> _Отрывок текста_:
- - -

Оба они, Александр Тургенев и Жуковский, как бы искали друг в друге замену Андрею, вернее — они ставили между собой память об Андрее как некую идею своей дружбы. «Нам надобно помогать друг другу, — призывает Александра Жуковский, — оживлять друг друга делами и мыслями. Бывают такие минуты, в которые жизнь кажется чем-то пустым, в которые самое добро кажется ничтожным, ничего не хочешь, ничего не почитаешь нужным и важным; такие состояния души часто очень долго продолжаются; надобно, чтобы какая-нибудь неожиданность их уничтожила, и в такие-то минуты всего нужнее дружеская подпора». Жуковский рассказывает о своих депрессивных состояниях: «Иногда не вижу перед собою ничего, все задернуто каким-то густым туманом, сидел бы поджавши руки и закрыв глаза, больше ничего!» Рисует свои ближайшие планы, сам, вероятно, плохо веря в них: «В конце лета располагаюсь ехать. Думаю, вместо вояжа и переезда из места в место, остаться в каком-нибудь университете, и именно в Иене... Мне описывал это место один немец, который учился в Иене и который хочет мне дать рекомендательные письма... С тремя тысячами, которые дает мне Антонский, могу прожить без нужды довольно времени в Иене... Путешествие должно положить основание всей моей будущей жизни». Жуковский просит Тургенева сообщить ему «о своем плане жизни». В конце письма возникают мечты о новом дружеском обществе («Нам надобно составить отдельное общество. Но после, после!»).

- - -

> _Задание_: Какие люди названы по имени или фамилии в отрывке о дружбе Жуковского и Тургенева? Перечислите всех. Записи представляют собой отдельный материал и с отрывком не связаны.

- - -

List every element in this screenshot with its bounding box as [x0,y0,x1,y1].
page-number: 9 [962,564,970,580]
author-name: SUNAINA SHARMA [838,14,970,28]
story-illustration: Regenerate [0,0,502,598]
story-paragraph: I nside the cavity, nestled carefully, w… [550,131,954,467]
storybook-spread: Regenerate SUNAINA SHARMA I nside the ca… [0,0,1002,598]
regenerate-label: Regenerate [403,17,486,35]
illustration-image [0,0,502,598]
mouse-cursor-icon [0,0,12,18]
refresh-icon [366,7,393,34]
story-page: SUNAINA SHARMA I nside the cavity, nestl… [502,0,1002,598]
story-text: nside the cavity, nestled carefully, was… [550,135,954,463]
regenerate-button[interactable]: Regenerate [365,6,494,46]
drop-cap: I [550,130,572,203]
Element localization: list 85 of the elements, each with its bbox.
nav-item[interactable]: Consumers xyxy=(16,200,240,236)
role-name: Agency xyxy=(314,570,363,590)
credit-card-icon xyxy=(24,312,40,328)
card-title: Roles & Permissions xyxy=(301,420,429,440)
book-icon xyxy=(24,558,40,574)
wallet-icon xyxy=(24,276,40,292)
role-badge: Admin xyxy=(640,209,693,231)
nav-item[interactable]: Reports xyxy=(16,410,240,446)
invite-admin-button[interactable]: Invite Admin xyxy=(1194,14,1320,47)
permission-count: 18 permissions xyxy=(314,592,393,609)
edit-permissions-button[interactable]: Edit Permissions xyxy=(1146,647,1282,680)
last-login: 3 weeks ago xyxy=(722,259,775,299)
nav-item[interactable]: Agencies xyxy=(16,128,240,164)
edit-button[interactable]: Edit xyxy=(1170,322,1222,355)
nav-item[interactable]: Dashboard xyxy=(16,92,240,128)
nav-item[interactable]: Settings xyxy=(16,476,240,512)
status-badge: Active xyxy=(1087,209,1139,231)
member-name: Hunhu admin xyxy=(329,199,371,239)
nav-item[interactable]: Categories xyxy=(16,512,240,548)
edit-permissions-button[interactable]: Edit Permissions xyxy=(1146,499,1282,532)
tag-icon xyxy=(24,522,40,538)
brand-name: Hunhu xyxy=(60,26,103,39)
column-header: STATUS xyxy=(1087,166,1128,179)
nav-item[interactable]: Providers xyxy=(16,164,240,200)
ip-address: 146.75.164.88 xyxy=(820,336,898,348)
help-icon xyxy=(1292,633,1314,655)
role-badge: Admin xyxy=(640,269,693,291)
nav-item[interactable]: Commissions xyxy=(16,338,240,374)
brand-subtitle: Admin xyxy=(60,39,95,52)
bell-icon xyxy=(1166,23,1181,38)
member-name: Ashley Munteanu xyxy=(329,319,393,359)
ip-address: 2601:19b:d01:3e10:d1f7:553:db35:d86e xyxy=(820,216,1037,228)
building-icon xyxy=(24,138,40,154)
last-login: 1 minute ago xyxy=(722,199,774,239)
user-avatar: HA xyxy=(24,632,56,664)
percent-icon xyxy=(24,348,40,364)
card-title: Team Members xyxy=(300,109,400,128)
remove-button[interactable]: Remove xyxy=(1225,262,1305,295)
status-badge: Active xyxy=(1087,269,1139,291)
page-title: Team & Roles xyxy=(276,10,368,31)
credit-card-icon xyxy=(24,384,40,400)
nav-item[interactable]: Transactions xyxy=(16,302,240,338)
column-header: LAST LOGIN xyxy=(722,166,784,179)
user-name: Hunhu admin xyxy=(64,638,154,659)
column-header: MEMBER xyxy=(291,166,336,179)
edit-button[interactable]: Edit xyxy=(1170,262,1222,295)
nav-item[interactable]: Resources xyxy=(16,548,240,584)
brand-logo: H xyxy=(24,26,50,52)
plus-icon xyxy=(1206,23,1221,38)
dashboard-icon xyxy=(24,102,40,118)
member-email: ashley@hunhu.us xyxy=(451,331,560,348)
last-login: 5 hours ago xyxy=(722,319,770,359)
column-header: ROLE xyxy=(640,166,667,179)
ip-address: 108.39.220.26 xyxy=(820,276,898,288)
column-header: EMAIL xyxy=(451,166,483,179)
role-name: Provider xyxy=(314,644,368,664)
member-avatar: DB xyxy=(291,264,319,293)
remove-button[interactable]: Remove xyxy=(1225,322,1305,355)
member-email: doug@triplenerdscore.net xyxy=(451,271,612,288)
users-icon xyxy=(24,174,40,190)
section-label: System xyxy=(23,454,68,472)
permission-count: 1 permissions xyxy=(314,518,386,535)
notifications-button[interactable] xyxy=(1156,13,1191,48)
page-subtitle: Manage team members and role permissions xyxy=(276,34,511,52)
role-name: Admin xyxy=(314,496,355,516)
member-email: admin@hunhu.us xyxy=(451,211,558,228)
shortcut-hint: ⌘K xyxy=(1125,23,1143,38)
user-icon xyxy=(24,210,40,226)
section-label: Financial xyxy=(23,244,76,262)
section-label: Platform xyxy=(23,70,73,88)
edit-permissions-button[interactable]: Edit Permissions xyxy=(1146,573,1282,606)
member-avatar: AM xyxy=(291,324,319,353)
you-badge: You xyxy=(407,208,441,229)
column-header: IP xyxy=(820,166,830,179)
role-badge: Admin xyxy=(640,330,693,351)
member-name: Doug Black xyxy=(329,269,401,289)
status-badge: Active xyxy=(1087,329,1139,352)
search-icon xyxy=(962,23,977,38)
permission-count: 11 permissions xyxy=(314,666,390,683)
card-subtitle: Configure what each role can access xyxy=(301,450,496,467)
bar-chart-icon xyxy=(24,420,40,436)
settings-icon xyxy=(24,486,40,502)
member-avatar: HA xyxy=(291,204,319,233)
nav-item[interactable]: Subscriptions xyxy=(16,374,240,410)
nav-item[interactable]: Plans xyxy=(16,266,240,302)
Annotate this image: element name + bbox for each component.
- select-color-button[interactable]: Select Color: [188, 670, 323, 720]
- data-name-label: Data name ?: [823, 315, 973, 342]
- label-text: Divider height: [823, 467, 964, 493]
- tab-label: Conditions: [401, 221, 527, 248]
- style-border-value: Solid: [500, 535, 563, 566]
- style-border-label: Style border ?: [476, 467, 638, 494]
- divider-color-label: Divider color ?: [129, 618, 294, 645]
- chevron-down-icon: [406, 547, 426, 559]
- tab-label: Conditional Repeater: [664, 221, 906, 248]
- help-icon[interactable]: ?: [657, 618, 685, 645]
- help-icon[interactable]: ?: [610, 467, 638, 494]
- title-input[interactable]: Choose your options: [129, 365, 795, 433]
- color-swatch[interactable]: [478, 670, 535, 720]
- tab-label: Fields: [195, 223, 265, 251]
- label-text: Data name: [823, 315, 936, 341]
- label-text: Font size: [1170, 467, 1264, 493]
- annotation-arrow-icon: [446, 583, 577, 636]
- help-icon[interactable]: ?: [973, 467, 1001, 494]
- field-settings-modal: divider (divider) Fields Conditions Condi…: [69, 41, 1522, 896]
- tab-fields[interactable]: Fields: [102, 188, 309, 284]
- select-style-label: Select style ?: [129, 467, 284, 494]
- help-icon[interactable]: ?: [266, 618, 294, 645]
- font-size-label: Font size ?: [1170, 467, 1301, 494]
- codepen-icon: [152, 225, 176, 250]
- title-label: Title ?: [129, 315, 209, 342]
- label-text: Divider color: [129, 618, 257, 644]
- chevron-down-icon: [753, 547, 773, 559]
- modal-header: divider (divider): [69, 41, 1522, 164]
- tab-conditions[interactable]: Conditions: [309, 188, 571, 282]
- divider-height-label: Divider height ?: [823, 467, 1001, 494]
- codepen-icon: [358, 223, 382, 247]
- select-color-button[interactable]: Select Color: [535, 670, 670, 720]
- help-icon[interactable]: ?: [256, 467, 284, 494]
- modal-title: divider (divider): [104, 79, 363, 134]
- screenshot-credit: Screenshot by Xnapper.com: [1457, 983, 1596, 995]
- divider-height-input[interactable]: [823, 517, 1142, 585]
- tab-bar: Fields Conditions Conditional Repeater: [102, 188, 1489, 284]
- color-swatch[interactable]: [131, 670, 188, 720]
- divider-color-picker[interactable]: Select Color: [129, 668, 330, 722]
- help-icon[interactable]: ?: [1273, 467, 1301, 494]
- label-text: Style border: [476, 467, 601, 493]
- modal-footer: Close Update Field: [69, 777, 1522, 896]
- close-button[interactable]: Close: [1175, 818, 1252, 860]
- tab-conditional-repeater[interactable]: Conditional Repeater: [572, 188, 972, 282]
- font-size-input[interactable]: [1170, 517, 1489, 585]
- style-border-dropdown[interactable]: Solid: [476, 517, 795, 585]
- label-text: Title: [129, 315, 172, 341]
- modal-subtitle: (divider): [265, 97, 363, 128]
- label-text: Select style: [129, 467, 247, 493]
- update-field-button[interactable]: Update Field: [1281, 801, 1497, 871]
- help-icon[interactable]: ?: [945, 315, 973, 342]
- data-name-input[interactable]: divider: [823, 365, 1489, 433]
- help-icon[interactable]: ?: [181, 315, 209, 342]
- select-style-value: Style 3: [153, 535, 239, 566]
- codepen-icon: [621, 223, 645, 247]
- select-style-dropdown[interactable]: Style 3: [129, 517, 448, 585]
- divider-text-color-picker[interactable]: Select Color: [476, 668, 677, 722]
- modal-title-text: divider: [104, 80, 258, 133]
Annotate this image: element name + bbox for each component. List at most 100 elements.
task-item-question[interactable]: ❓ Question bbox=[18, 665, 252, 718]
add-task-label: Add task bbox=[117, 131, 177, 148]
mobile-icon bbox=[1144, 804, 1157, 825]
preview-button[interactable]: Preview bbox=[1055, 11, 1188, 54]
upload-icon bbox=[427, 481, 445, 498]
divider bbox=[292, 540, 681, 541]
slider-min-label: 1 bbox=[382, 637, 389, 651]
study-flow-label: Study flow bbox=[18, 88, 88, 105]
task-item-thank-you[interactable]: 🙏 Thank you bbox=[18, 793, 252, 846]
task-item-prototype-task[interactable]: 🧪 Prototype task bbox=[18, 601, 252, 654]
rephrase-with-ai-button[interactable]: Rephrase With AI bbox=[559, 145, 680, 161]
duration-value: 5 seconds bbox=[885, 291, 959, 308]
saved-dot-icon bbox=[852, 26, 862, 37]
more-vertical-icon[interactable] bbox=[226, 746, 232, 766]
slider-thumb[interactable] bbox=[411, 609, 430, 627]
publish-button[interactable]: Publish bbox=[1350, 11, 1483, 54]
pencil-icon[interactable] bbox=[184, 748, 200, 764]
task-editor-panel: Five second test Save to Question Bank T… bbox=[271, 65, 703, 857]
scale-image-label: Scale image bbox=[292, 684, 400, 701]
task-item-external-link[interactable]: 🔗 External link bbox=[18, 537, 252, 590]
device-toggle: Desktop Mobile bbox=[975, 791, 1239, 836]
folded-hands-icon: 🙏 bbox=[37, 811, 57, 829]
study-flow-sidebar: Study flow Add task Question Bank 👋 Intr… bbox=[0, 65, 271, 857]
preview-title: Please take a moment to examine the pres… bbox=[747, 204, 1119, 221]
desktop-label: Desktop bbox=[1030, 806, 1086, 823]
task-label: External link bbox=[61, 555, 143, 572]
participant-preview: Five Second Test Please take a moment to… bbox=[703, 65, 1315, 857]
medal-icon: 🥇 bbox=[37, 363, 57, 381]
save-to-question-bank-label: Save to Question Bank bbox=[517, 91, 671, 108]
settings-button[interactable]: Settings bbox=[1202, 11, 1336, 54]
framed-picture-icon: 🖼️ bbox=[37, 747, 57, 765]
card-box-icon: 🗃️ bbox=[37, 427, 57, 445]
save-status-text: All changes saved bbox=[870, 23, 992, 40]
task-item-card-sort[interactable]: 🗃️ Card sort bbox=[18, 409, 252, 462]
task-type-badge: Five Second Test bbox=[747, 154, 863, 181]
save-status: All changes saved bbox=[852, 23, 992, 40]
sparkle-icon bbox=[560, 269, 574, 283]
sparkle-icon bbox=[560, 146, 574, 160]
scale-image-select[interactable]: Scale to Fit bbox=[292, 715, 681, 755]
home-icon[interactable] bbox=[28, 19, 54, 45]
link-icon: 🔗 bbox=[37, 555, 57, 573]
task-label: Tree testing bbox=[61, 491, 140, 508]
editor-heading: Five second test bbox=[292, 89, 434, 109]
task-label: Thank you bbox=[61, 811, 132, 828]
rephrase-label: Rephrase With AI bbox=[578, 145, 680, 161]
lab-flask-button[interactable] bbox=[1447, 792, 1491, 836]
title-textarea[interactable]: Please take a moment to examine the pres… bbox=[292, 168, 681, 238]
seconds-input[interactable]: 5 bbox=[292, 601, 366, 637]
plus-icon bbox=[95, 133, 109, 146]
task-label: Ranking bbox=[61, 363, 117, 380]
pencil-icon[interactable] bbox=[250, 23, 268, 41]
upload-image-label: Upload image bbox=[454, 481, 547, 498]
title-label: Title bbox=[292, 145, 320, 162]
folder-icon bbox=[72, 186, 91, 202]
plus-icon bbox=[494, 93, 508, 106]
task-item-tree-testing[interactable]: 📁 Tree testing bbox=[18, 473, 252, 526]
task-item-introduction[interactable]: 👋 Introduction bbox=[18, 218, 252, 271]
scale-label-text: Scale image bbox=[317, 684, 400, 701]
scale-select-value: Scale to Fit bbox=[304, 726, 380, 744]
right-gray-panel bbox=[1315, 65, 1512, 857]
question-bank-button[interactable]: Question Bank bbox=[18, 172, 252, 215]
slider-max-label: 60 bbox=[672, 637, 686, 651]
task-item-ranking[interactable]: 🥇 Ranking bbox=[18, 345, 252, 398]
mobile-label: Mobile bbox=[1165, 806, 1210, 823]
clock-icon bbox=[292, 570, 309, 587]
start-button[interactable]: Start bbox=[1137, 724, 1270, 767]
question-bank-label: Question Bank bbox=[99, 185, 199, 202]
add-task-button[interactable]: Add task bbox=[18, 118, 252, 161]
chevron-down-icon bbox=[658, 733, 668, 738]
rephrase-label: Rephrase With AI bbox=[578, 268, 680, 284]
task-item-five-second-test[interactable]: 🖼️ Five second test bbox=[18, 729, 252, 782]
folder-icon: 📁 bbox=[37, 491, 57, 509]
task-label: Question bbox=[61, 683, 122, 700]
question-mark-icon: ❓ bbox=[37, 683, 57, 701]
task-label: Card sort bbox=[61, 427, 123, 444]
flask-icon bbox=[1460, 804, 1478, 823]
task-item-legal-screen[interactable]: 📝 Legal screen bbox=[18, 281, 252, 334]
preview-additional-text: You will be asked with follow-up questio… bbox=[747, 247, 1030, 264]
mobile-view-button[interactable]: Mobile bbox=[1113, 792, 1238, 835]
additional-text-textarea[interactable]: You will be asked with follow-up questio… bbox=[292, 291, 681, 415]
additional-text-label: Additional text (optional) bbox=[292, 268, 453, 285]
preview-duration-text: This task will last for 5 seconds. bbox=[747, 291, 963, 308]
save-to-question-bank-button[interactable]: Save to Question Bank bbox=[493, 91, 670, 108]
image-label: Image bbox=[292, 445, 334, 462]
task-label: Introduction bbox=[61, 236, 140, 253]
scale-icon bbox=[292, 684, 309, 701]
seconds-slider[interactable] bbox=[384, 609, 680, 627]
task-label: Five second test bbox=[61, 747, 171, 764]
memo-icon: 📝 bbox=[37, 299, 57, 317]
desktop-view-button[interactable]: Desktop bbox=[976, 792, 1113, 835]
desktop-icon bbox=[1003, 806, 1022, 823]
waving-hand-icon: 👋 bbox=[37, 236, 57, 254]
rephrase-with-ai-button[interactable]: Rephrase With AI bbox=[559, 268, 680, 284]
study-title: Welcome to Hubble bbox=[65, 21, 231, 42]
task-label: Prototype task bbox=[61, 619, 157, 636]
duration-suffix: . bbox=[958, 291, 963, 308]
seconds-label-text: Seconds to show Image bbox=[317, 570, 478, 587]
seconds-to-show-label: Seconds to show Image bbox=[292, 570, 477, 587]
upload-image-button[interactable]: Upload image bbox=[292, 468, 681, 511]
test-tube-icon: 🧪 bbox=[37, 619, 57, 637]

- - -

> _Ответ_: Александр Тургенев, Жуковский, Андрей, Антонский.